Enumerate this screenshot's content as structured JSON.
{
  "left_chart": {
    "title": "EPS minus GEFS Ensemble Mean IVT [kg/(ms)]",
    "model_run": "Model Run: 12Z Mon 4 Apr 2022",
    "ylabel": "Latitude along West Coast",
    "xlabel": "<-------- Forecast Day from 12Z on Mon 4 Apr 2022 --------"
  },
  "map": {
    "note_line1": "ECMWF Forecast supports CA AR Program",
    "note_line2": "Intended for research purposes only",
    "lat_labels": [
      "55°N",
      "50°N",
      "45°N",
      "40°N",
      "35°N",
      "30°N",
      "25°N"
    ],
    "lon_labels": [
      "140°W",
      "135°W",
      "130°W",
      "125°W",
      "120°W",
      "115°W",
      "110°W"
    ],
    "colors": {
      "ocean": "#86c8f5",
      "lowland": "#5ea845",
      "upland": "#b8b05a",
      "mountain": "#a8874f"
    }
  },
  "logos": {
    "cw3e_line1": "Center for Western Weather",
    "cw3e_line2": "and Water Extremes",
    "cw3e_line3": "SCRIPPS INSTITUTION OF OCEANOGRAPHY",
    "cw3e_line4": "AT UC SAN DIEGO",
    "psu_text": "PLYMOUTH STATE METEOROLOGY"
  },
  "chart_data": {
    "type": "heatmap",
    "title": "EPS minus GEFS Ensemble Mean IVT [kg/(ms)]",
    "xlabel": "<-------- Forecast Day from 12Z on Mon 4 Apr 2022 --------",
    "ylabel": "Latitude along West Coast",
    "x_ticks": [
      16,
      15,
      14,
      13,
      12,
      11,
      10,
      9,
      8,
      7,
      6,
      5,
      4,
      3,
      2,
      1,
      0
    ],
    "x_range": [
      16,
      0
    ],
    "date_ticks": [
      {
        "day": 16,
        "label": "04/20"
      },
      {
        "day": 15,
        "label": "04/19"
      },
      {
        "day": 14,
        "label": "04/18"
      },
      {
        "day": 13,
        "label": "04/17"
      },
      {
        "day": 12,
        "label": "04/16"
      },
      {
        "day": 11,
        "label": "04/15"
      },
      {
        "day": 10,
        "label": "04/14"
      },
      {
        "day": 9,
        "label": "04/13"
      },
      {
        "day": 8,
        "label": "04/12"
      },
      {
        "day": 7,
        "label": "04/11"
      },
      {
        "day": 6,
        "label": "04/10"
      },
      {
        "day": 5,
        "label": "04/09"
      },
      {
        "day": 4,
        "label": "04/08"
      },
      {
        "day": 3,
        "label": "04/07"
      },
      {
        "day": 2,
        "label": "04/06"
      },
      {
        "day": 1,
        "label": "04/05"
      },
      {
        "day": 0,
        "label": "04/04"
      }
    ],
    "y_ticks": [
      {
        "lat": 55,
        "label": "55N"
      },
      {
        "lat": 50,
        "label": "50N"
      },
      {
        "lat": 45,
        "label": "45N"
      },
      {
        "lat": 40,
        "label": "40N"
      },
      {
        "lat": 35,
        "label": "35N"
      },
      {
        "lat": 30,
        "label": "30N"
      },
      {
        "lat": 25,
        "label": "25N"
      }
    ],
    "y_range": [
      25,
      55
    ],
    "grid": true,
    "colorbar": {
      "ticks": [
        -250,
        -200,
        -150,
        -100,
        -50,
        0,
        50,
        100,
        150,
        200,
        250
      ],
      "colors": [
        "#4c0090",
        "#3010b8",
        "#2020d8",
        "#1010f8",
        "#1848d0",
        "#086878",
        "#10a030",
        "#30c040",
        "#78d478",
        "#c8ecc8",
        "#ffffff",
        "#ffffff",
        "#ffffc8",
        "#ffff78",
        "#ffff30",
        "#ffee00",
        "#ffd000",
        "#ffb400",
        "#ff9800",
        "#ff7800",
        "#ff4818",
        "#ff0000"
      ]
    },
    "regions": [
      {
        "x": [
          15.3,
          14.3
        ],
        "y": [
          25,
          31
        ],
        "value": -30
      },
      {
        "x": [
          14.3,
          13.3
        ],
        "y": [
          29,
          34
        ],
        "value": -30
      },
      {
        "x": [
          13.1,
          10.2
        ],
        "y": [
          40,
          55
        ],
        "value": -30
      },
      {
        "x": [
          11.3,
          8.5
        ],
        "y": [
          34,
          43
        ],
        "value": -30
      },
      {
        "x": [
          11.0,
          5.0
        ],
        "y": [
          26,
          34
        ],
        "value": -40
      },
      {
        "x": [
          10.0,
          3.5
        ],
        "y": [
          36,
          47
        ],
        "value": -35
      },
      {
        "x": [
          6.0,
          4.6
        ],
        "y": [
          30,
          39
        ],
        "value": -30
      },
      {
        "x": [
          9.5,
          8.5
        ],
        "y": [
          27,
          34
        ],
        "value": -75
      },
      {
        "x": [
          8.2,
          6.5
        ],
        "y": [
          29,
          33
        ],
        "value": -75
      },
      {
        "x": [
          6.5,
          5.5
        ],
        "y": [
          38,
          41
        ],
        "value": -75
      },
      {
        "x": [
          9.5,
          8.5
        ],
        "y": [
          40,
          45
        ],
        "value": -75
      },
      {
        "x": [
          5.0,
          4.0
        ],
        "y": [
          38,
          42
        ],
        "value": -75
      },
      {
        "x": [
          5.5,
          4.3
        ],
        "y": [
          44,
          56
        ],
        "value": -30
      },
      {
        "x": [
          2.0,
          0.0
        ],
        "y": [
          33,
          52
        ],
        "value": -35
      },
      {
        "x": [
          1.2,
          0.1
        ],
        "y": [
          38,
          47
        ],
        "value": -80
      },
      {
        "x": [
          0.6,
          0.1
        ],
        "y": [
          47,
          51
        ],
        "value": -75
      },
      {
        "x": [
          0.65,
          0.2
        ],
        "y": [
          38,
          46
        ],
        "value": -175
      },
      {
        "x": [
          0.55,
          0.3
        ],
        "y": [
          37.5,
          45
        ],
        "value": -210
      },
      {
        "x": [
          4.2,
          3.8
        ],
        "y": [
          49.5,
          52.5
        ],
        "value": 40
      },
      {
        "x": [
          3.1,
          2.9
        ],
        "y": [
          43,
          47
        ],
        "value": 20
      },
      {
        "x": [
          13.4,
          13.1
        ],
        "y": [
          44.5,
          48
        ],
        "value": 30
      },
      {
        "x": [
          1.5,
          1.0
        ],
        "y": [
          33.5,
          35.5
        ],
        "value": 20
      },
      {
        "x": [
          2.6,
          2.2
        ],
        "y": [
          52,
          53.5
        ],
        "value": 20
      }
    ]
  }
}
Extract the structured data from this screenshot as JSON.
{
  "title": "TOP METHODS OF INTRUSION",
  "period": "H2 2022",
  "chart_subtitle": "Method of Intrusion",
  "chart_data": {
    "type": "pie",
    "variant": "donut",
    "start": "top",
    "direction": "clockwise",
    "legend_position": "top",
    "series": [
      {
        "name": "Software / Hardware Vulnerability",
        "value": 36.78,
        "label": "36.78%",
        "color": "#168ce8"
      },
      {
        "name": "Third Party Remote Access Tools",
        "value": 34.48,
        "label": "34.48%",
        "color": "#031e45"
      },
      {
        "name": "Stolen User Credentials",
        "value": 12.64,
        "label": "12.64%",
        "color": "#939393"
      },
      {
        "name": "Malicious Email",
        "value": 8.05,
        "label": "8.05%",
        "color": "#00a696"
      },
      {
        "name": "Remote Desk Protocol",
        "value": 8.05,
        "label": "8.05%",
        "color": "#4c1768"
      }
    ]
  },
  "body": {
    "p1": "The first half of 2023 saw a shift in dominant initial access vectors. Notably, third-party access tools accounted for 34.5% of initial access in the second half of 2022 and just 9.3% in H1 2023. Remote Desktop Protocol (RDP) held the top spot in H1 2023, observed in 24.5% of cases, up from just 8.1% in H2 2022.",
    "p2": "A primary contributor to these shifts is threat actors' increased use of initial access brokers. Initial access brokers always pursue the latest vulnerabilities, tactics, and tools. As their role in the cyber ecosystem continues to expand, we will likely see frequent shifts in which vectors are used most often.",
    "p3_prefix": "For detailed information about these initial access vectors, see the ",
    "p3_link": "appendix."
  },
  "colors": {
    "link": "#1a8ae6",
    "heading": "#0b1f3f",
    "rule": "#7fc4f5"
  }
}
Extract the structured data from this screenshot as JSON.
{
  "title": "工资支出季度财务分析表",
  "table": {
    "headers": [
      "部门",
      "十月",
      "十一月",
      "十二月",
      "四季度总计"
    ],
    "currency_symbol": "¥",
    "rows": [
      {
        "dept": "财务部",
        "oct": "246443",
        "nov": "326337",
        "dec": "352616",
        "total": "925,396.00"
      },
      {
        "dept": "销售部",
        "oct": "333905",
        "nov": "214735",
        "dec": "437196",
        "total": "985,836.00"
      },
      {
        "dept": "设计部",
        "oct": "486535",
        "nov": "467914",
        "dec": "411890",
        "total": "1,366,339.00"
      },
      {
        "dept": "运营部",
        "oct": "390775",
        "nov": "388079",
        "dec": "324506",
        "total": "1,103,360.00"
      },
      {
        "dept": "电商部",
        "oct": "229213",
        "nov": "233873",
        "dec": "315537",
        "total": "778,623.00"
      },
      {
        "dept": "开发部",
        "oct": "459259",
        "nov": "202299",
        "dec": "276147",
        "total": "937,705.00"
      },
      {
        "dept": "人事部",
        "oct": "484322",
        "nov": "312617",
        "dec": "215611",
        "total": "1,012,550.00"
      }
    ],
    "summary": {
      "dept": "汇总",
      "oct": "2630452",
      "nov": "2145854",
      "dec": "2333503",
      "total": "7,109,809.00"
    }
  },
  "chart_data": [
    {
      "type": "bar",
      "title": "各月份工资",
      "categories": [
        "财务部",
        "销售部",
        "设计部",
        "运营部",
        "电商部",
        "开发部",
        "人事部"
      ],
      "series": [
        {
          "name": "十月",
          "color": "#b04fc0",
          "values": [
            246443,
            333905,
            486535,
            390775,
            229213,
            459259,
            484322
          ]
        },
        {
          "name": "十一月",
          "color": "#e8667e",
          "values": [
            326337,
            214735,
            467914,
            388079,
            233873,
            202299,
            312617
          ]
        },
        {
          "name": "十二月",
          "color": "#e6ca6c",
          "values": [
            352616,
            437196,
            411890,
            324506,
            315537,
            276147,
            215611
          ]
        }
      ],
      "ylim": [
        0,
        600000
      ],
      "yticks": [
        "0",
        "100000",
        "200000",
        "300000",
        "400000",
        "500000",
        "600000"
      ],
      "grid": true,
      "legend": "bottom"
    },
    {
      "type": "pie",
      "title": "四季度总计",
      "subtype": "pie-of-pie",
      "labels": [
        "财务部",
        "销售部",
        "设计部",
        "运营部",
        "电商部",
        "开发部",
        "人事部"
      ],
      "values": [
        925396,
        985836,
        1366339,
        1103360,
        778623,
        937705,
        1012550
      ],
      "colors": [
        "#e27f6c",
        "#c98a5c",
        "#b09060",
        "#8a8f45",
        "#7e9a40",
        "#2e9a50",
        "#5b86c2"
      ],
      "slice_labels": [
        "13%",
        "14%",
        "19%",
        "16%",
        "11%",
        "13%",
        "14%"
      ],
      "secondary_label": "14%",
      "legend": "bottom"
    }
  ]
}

REQUIREMENTS
Each line in the listing above that contains "these" should be copied.

OUTPUT
    "p2": "A primary contributor to these shifts is threat actors' increased use of initial access brokers. Initial access brokers always pursue the latest vulnerabilities, tactics, and tools. As their role in the cyber ecosystem continues to expand, we will likely see frequent shifts in which vectors are used most often.",
    "p3_prefix": "For detailed information about these initial access vectors, see the ",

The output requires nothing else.